JOB: A single number is the answer here: how many lines of the entries contain "تأكد"?

SUPPLIED MATERIAL:
┌──

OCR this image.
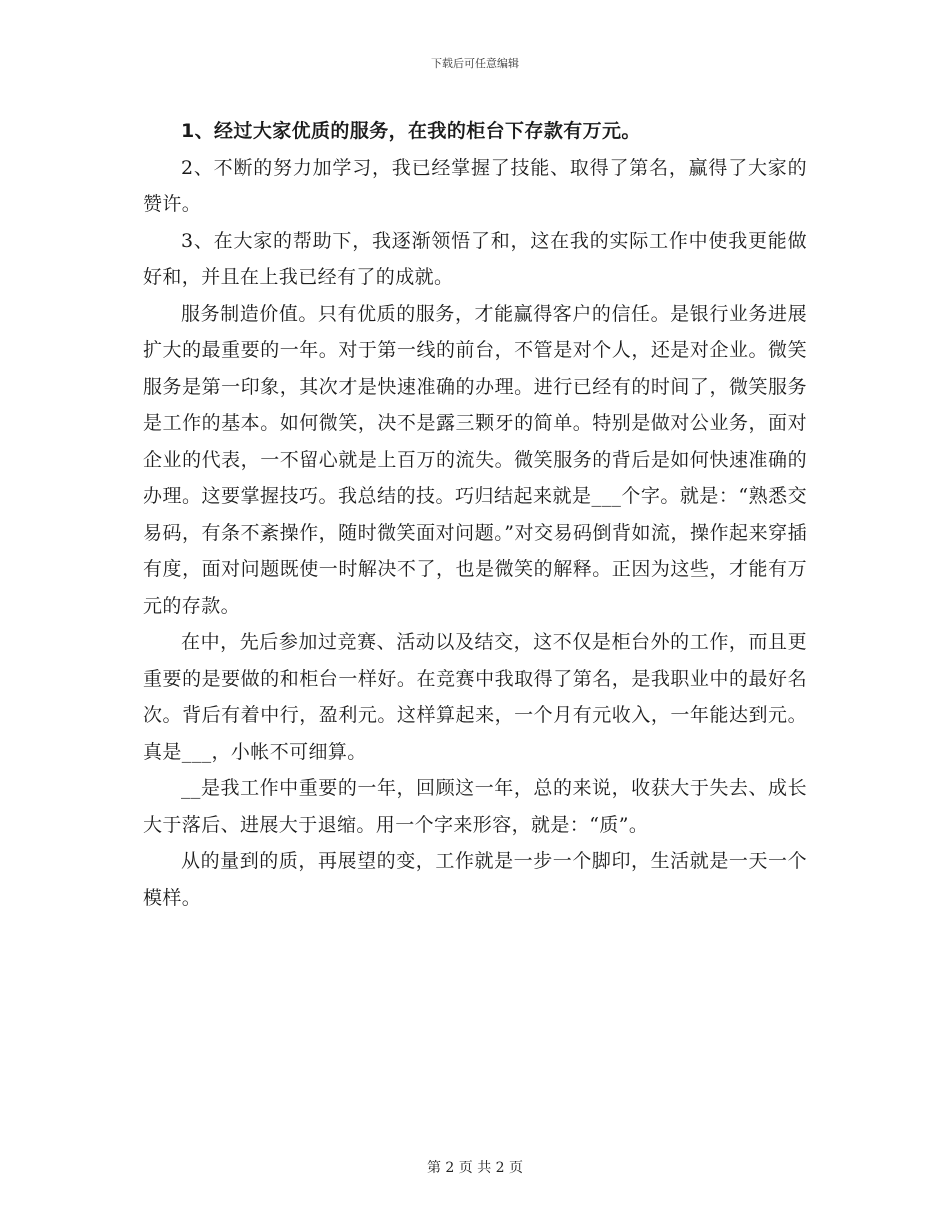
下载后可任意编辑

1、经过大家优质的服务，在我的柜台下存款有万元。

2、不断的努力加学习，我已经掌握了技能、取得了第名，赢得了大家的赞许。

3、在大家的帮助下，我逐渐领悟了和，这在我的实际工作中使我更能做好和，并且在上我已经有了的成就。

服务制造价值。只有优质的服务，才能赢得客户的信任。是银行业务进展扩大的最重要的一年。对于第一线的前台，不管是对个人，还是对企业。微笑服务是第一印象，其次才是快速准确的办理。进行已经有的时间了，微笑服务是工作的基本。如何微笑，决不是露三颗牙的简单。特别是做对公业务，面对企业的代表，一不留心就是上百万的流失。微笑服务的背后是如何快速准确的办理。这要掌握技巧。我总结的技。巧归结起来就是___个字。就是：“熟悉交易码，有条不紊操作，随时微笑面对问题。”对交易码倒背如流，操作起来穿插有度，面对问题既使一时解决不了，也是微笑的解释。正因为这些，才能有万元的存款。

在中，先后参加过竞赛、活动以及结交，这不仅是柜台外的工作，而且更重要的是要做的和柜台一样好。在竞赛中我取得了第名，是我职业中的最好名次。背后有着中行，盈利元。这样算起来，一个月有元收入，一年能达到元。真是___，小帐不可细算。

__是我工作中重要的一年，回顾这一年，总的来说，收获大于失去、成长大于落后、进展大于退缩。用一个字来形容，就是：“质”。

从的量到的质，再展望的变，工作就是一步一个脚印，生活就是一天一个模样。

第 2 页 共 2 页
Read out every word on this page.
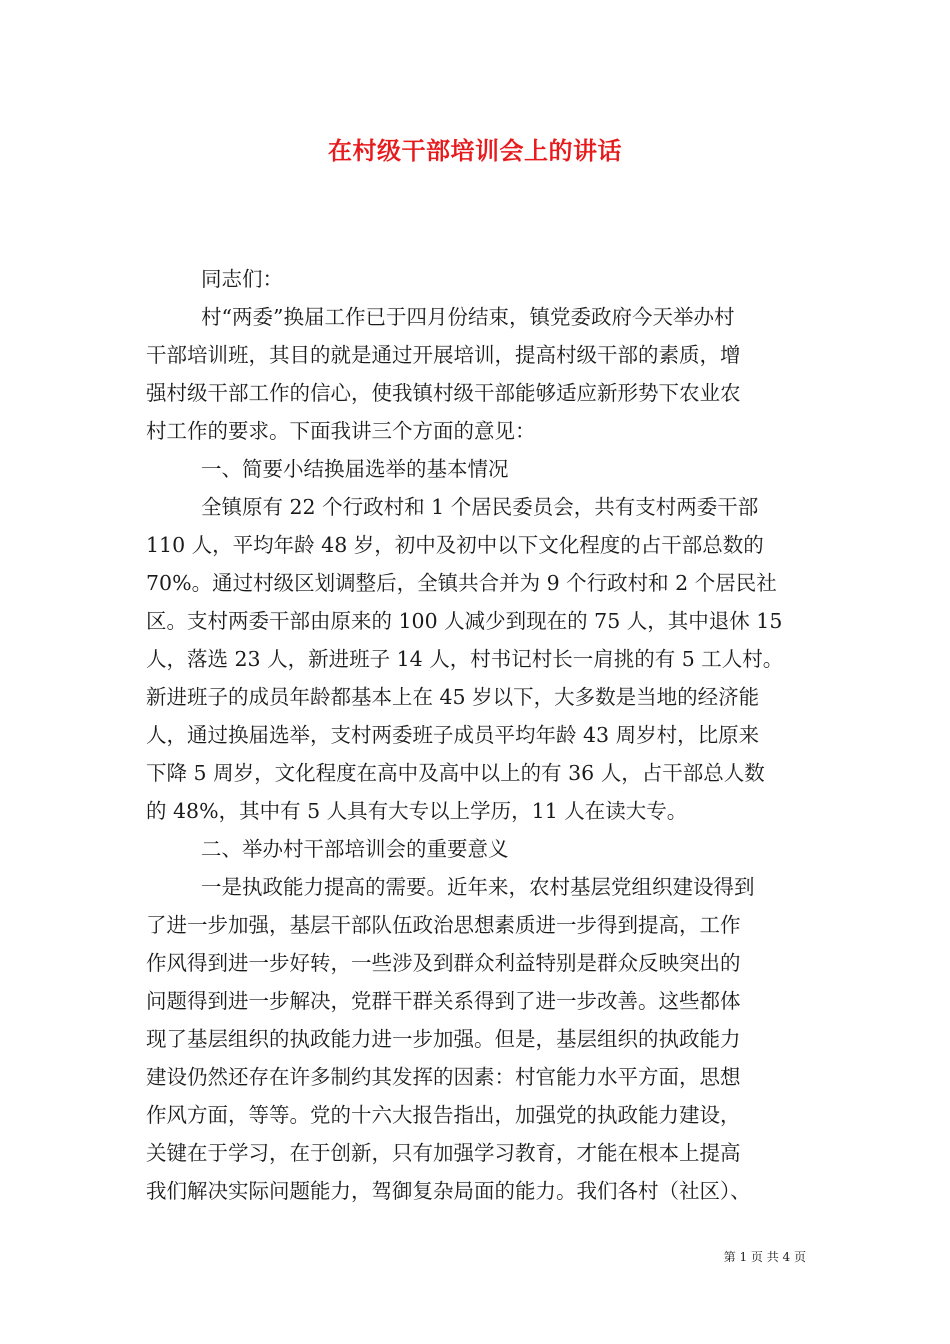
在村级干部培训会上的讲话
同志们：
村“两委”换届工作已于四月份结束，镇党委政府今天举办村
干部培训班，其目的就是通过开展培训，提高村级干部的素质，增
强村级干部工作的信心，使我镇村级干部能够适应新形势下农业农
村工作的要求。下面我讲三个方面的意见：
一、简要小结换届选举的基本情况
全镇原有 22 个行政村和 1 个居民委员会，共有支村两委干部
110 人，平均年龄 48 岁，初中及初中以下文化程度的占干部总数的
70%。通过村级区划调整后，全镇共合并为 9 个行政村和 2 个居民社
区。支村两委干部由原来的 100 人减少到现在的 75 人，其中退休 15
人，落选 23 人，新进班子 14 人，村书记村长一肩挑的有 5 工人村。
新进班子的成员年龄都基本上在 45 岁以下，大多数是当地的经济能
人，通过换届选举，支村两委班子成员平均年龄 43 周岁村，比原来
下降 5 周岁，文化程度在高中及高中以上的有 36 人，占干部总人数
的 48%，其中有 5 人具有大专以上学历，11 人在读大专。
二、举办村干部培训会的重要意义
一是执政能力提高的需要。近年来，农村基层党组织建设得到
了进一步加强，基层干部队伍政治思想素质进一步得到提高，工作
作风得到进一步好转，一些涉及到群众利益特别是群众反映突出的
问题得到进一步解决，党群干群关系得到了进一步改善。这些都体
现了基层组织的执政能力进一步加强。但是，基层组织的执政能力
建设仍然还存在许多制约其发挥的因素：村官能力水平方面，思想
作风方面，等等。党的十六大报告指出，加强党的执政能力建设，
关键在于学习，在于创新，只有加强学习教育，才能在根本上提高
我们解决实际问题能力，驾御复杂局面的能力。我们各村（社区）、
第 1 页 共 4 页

└──
┌──

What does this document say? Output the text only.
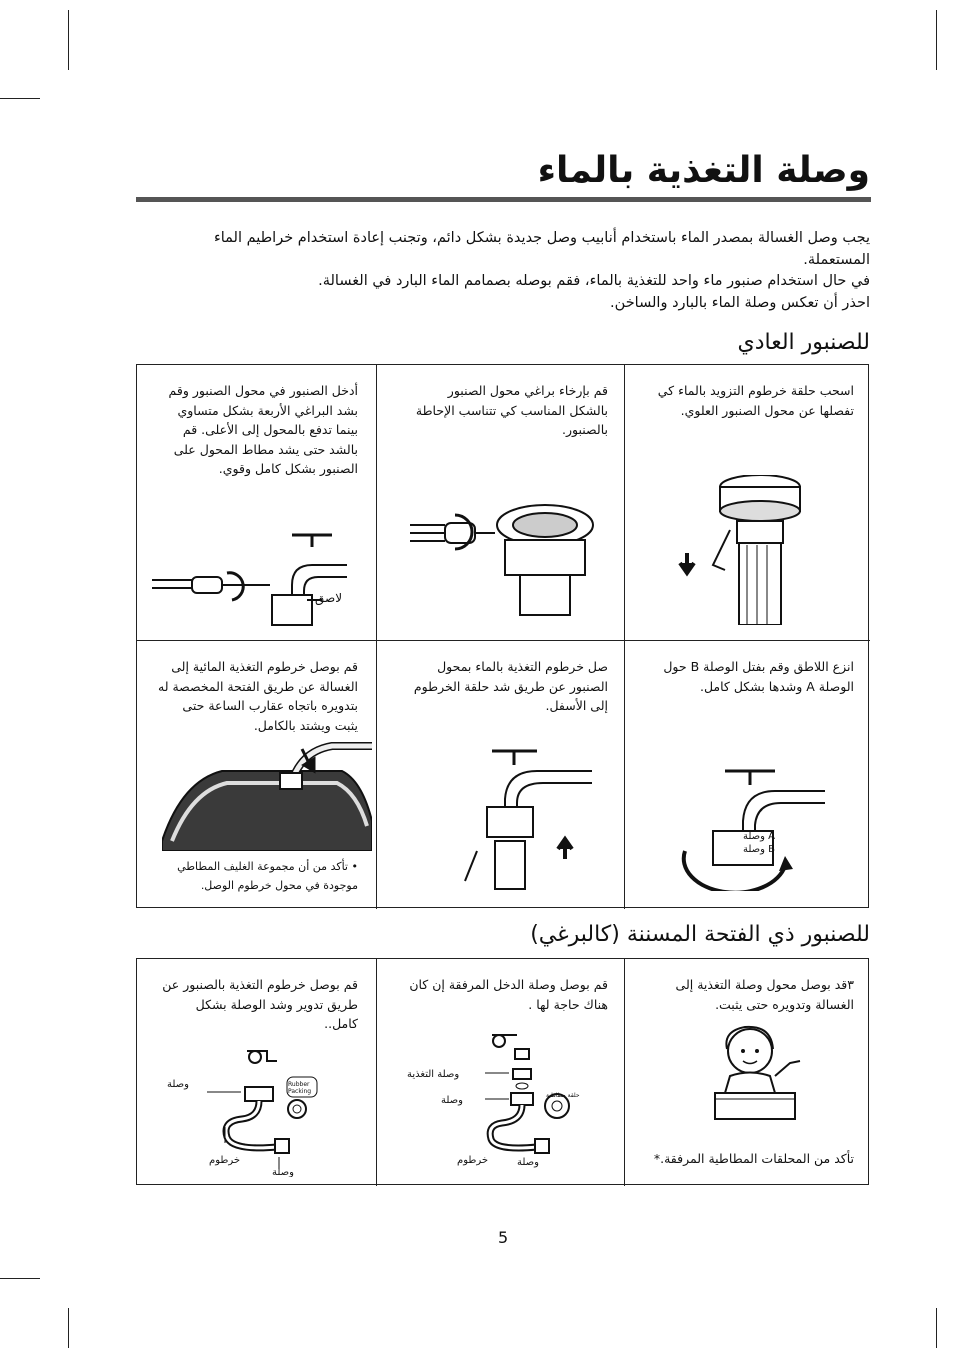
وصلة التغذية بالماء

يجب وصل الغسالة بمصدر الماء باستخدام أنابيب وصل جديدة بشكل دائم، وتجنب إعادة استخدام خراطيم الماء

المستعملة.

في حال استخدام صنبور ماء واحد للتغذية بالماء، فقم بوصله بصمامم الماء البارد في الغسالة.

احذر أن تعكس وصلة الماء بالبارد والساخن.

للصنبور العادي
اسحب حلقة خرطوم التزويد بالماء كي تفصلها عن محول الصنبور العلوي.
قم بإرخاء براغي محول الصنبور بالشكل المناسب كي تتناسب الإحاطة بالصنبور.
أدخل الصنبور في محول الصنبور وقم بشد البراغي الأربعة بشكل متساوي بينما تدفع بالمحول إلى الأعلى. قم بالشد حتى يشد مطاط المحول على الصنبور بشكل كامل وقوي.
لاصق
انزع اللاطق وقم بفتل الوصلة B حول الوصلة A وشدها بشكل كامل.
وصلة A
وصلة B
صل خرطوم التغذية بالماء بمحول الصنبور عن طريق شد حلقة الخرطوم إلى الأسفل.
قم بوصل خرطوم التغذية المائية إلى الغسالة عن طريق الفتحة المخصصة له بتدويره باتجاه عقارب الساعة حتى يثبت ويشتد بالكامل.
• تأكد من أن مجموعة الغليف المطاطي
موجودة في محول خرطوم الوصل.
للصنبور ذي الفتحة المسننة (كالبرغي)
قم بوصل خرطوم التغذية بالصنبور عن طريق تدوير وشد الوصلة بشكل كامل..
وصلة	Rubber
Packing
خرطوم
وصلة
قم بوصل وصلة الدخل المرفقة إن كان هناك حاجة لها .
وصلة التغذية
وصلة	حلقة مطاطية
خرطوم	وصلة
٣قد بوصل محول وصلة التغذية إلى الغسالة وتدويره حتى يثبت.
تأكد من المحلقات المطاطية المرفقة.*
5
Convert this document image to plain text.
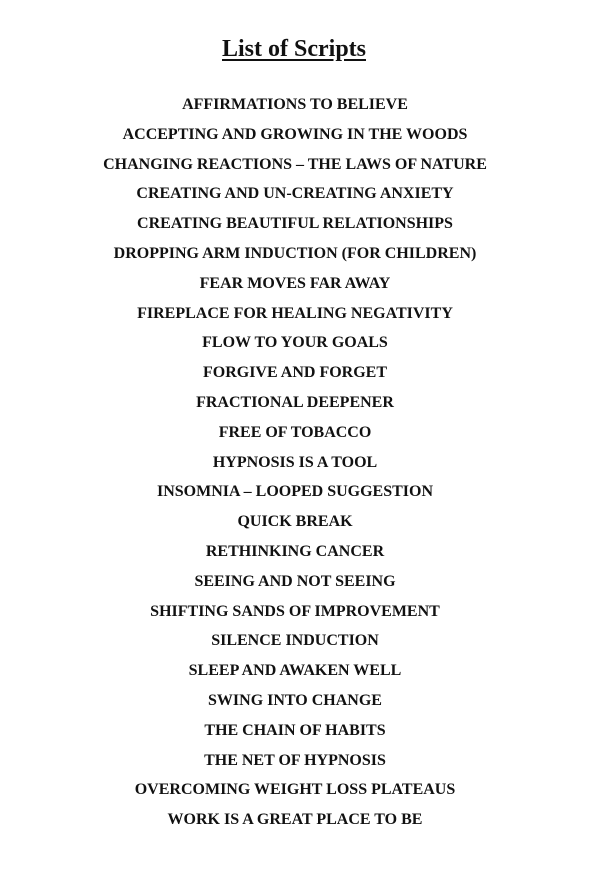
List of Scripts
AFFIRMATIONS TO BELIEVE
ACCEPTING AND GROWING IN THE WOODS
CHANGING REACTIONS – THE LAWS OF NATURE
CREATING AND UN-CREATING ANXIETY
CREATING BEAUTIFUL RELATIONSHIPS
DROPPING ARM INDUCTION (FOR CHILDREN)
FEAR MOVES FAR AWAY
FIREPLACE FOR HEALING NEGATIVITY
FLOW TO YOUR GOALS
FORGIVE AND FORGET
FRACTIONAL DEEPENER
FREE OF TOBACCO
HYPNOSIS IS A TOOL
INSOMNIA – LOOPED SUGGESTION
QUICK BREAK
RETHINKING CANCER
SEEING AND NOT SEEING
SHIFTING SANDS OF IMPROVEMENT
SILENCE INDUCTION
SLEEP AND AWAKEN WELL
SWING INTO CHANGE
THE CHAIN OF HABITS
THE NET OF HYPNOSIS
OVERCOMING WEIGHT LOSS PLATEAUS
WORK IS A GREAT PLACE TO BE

└──

ANSWER TO THE TASK: 2